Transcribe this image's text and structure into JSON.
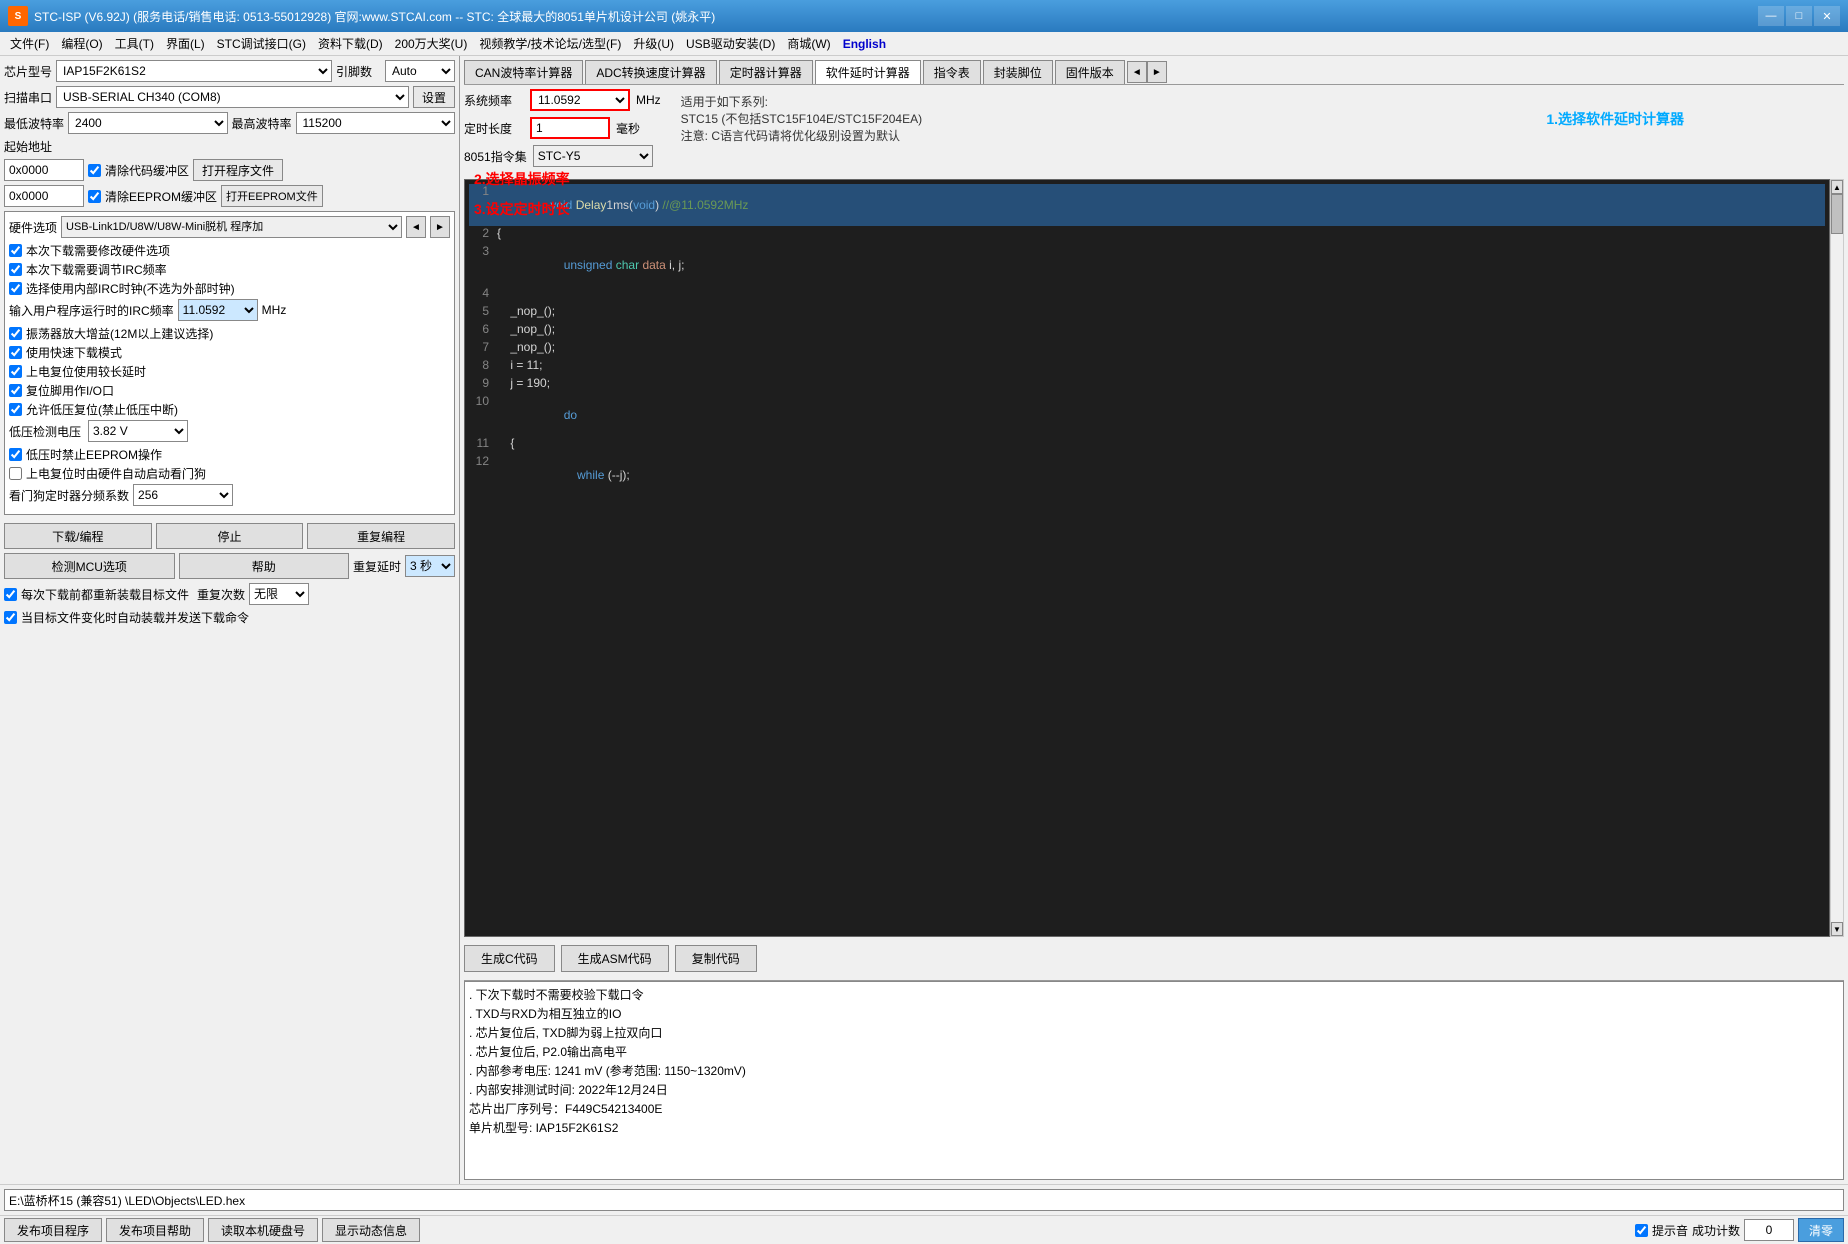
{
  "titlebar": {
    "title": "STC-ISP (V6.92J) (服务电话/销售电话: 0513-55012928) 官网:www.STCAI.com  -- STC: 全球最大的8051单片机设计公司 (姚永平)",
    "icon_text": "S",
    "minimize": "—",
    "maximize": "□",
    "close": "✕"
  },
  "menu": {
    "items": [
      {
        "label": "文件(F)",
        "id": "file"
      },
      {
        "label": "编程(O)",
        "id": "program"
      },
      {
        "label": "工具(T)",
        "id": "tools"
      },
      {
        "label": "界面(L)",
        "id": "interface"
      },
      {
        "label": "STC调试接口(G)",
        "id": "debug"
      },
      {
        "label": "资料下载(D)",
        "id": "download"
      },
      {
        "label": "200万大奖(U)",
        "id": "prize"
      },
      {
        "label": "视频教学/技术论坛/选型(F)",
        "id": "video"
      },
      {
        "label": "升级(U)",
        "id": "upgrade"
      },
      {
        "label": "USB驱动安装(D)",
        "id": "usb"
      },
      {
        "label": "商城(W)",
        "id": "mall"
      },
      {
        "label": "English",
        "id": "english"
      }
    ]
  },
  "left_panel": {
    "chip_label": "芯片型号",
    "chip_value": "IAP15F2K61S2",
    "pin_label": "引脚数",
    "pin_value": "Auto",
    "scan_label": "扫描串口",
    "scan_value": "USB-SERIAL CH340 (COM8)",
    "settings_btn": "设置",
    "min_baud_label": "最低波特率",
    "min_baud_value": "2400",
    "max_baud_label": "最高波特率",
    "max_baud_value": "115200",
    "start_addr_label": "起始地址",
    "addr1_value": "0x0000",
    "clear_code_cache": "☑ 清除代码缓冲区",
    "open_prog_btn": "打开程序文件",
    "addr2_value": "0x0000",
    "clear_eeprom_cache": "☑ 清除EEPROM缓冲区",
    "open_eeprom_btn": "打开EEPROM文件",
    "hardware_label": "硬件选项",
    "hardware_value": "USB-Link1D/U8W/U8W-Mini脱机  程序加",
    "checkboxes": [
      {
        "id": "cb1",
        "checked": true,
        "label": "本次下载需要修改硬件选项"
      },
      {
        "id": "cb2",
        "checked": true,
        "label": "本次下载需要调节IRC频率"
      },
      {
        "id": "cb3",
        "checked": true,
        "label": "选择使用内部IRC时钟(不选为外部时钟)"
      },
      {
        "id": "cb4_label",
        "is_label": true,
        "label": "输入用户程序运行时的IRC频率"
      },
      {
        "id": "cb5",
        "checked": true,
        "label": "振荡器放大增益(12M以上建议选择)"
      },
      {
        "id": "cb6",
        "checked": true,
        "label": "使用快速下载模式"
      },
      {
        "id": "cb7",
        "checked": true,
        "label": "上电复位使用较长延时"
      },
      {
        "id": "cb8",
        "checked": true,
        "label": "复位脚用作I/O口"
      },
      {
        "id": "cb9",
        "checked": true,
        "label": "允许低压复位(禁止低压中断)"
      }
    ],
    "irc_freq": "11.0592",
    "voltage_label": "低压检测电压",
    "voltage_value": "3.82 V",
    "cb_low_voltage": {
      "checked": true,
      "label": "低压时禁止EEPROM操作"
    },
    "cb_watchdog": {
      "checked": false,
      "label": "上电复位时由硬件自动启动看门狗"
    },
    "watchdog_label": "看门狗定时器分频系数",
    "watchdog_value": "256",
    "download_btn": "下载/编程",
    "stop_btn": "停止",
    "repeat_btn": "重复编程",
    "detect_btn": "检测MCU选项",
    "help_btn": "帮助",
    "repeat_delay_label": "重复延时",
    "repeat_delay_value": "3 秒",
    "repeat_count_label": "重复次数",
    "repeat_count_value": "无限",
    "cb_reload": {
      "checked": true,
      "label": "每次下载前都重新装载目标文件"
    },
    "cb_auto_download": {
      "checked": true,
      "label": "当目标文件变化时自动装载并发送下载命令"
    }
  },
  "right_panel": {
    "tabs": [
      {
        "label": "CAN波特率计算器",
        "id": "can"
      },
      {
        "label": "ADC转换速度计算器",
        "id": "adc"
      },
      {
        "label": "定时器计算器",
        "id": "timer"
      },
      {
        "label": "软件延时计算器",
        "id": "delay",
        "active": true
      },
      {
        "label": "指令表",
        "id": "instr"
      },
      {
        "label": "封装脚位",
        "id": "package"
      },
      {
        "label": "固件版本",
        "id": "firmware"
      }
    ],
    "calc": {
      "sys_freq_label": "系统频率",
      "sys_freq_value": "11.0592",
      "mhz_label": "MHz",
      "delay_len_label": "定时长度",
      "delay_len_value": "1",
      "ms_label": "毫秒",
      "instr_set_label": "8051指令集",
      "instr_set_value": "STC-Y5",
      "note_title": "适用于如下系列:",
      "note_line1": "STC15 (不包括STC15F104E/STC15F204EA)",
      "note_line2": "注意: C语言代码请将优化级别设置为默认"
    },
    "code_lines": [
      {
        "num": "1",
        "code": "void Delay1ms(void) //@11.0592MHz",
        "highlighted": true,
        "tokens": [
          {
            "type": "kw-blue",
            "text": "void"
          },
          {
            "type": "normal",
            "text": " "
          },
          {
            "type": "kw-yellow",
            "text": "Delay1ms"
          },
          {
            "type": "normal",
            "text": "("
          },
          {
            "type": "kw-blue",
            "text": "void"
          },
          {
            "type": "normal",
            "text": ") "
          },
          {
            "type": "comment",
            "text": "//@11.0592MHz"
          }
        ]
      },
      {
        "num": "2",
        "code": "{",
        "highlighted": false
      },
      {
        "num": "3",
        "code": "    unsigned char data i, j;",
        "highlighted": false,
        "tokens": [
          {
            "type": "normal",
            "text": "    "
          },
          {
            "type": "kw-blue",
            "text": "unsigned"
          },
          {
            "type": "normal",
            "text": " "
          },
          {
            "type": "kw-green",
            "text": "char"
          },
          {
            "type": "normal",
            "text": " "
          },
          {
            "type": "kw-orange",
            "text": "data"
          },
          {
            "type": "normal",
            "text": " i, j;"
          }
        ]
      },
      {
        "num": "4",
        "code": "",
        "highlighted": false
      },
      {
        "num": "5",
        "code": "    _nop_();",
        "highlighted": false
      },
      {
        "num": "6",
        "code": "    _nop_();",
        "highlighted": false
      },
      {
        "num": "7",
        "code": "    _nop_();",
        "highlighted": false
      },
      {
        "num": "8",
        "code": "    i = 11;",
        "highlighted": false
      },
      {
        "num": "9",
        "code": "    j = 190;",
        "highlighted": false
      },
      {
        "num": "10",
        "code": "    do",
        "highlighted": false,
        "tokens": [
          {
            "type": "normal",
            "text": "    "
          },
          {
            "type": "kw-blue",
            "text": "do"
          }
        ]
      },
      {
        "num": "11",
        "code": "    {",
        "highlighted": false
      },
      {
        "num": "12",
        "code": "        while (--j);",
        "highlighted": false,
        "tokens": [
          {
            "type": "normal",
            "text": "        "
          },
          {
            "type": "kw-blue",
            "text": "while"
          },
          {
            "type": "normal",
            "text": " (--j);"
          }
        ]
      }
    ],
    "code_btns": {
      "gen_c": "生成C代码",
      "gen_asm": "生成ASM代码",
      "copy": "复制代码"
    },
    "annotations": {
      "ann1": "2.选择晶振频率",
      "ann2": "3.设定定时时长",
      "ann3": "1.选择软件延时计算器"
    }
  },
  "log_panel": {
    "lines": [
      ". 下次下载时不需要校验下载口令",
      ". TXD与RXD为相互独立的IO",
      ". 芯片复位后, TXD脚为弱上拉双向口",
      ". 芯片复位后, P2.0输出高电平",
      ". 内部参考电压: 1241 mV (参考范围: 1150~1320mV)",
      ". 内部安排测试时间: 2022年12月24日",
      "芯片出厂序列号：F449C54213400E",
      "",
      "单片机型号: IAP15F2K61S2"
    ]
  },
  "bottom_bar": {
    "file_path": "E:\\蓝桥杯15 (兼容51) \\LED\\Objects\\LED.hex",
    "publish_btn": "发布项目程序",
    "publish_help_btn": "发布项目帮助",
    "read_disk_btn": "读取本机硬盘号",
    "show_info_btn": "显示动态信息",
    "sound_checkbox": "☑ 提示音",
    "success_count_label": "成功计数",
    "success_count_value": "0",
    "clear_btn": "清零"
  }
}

Aim of the exercise -> Using the listing above, locate the lines that hold "unsigned" and copy each one.

Reply to the task ->
        "code": "    unsigned char data i, j;",
            "text": "unsigned"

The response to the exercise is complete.